● Exercise details
Only a number is wanted: how many lines of the entries include the string "előtt"?

————————

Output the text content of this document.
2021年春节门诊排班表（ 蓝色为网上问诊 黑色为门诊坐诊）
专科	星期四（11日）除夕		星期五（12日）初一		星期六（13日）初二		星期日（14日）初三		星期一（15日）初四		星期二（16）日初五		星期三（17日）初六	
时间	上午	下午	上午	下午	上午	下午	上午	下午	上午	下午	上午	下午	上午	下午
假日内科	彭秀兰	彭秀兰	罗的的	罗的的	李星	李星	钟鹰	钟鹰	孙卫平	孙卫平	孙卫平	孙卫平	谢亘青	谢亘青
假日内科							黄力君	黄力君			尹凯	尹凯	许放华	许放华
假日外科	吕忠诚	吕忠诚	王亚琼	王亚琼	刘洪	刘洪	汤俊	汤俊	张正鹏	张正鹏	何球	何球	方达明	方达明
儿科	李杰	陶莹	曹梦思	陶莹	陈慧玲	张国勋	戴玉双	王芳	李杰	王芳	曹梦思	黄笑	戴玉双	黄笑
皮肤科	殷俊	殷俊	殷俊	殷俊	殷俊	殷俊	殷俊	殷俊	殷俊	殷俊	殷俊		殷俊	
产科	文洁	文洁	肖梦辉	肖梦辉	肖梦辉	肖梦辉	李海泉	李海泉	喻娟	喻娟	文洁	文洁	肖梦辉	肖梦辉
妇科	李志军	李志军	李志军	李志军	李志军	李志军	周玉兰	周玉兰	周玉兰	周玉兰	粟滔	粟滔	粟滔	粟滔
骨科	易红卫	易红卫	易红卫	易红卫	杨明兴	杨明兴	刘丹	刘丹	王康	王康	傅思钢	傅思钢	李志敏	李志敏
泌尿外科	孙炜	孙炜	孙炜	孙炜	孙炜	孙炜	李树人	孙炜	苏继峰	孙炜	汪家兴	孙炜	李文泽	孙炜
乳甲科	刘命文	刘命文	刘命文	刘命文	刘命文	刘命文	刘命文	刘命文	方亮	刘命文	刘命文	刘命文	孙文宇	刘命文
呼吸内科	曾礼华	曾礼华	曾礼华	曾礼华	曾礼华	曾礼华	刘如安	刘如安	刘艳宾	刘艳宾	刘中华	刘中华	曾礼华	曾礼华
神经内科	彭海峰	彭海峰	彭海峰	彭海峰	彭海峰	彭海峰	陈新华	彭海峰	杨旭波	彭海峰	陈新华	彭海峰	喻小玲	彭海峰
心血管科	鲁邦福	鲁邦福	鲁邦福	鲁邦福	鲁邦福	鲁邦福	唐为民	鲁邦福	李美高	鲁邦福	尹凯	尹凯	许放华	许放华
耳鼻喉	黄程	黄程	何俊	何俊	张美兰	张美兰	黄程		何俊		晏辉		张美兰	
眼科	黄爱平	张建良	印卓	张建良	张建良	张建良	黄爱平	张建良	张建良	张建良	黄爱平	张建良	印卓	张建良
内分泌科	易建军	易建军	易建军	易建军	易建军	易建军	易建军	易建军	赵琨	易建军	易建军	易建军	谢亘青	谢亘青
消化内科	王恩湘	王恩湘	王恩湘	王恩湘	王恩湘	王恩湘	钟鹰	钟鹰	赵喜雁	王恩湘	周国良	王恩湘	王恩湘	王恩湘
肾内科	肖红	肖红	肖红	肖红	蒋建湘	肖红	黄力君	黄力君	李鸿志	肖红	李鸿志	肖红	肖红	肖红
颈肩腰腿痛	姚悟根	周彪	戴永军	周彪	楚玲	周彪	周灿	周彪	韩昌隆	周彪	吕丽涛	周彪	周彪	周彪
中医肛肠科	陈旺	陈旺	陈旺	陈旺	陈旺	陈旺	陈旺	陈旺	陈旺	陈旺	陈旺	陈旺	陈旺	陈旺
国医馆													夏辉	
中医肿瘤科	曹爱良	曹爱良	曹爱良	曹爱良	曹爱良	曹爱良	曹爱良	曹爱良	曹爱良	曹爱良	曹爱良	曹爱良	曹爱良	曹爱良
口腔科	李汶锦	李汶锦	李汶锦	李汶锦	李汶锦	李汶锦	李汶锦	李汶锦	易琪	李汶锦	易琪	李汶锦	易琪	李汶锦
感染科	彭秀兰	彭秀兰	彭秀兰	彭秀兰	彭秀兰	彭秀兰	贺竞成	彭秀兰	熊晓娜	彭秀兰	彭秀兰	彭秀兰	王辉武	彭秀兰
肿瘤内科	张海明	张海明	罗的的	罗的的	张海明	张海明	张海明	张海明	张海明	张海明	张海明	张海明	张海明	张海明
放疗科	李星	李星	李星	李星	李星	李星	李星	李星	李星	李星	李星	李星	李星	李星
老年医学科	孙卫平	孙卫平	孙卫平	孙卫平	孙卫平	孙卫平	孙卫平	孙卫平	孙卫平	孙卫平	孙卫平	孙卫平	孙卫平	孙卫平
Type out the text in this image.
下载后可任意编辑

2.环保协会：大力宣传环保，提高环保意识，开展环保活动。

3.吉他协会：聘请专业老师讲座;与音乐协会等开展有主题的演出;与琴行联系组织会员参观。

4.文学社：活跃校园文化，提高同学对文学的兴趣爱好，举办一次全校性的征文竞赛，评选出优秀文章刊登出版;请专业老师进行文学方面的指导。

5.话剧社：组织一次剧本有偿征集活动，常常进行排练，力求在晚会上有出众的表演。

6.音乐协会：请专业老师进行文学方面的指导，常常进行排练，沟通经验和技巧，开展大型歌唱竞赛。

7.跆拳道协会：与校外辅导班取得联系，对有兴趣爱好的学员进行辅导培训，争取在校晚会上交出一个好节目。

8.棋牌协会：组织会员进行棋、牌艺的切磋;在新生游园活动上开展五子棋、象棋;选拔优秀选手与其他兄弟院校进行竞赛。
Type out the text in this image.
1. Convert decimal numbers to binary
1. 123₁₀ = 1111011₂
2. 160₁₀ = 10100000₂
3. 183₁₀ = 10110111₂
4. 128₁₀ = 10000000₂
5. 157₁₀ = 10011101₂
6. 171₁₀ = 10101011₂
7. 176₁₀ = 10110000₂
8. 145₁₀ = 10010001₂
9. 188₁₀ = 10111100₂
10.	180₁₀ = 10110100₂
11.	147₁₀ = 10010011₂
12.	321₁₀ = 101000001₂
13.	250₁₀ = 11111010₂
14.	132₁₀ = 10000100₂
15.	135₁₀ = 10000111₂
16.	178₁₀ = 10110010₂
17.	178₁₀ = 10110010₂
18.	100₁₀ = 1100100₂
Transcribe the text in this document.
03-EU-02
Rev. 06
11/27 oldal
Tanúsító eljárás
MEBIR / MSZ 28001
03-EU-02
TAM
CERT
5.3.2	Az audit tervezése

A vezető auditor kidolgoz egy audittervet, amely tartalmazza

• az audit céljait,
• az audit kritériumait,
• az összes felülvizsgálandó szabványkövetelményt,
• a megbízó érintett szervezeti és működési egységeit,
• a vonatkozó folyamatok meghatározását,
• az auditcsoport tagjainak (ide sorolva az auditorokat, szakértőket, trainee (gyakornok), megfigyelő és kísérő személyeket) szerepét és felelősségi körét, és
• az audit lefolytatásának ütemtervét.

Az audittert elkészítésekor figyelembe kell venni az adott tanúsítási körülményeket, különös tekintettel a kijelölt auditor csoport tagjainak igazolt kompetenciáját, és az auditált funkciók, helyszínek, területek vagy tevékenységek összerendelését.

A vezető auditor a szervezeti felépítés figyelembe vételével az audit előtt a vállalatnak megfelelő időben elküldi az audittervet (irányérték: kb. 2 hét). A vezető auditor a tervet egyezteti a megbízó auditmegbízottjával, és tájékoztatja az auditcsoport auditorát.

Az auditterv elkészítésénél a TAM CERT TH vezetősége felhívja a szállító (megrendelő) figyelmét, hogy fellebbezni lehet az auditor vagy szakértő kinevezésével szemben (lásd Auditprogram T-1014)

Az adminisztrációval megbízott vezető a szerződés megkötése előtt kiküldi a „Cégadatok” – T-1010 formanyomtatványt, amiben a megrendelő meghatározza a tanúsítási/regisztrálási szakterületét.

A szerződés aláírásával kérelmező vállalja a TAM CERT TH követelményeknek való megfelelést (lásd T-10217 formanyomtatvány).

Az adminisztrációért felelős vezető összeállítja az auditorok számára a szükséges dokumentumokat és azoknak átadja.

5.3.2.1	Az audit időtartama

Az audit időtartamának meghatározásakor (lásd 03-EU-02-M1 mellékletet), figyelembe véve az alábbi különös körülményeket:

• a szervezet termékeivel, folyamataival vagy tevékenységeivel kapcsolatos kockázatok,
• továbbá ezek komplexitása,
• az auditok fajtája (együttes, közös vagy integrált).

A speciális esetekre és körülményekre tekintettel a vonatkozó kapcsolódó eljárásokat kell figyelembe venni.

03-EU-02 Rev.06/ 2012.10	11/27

————————

● Reply
2